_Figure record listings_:
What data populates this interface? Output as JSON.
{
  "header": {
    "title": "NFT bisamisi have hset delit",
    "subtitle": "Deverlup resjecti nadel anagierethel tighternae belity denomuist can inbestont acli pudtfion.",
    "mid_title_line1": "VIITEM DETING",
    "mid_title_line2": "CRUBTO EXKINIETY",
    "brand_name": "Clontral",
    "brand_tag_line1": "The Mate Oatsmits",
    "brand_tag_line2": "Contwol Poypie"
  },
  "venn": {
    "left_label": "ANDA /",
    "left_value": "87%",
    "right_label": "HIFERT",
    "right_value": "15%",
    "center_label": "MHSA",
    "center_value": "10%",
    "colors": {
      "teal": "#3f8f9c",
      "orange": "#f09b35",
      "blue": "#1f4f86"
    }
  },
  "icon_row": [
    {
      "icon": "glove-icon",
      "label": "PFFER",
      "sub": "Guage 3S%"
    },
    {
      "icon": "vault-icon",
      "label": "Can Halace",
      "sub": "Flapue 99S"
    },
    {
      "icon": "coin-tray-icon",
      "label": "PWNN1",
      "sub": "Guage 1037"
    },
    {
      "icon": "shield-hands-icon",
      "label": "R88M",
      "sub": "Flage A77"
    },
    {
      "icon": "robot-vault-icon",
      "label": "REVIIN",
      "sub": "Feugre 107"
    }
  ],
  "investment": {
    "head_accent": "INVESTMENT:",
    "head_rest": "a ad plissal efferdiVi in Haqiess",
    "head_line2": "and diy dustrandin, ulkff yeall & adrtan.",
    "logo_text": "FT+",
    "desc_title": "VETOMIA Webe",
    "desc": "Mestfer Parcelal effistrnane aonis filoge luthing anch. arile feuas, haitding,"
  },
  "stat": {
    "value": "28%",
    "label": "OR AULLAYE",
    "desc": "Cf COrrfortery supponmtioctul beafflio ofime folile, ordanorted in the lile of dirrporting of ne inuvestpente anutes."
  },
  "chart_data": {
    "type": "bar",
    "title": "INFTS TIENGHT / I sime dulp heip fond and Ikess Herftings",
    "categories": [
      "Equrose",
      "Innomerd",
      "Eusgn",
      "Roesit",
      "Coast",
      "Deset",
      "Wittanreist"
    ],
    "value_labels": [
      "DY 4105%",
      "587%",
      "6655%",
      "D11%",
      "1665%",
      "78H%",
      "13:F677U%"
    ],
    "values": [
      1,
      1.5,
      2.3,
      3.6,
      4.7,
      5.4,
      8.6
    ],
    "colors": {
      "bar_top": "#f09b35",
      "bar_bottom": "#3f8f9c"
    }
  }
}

_TO DO_:
Each record must be repeated exactly as it is.

_FINAL ANSWER_:
What data populates this interface? Output as JSON.
{
  "header": {
    "title": "NFT bisamisi have hset delit",
    "subtitle": "Deverlup resjecti nadel anagierethel tighternae belity denomuist can inbestont acli pudtfion.",
    "mid_title_line1": "VIITEM DETING",
    "mid_title_line2": "CRUBTO EXKINIETY",
    "brand_name": "Clontral",
    "brand_tag_line1": "The Mate Oatsmits",
    "brand_tag_line2": "Contwol Poypie"
  },
  "venn": {
    "left_label": "ANDA /",
    "left_value": "87%",
    "right_label": "HIFERT",
    "right_value": "15%",
    "center_label": "MHSA",
    "center_value": "10%",
    "colors": {
      "teal": "#3f8f9c",
      "orange": "#f09b35",
      "blue": "#1f4f86"
    }
  },
  "icon_row": [
    {
      "icon": "glove-icon",
      "label": "PFFER",
      "sub": "Guage 3S%"
    },
    {
      "icon": "vault-icon",
      "label": "Can Halace",
      "sub": "Flapue 99S"
    },
    {
      "icon": "coin-tray-icon",
      "label": "PWNN1",
      "sub": "Guage 1037"
    },
    {
      "icon": "shield-hands-icon",
      "label": "R88M",
      "sub": "Flage A77"
    },
    {
      "icon": "robot-vault-icon",
      "label": "REVIIN",
      "sub": "Feugre 107"
    }
  ],
  "investment": {
    "head_accent": "INVESTMENT:",
    "head_rest": "a ad plissal efferdiVi in Haqiess",
    "head_line2": "and diy dustrandin, ulkff yeall & adrtan.",
    "logo_text": "FT+",
    "desc_title": "VETOMIA Webe",
    "desc": "Mestfer Parcelal effistrnane aonis filoge luthing anch. arile feuas, haitding,"
  },
  "stat": {
    "value": "28%",
    "label": "OR AULLAYE",
    "desc": "Cf COrrfortery supponmtioctul beafflio ofime folile, ordanorted in the lile of dirrporting of ne inuvestpente anutes."
  },
  "chart_data": {
    "type": "bar",
    "title": "INFTS TIENGHT / I sime dulp heip fond and Ikess Herftings",
    "categories": [
      "Equrose",
      "Innomerd",
      "Eusgn",
      "Roesit",
      "Coast",
      "Deset",
      "Wittanreist"
    ],
    "value_labels": [
      "DY 4105%",
      "587%",
      "6655%",
      "D11%",
      "1665%",
      "78H%",
      "13:F677U%"
    ],
    "values": [
      1,
      1.5,
      2.3,
      3.6,
      4.7,
      5.4,
      8.6
    ],
    "colors": {
      "bar_top": "#f09b35",
      "bar_bottom": "#3f8f9c"
    }
  }
}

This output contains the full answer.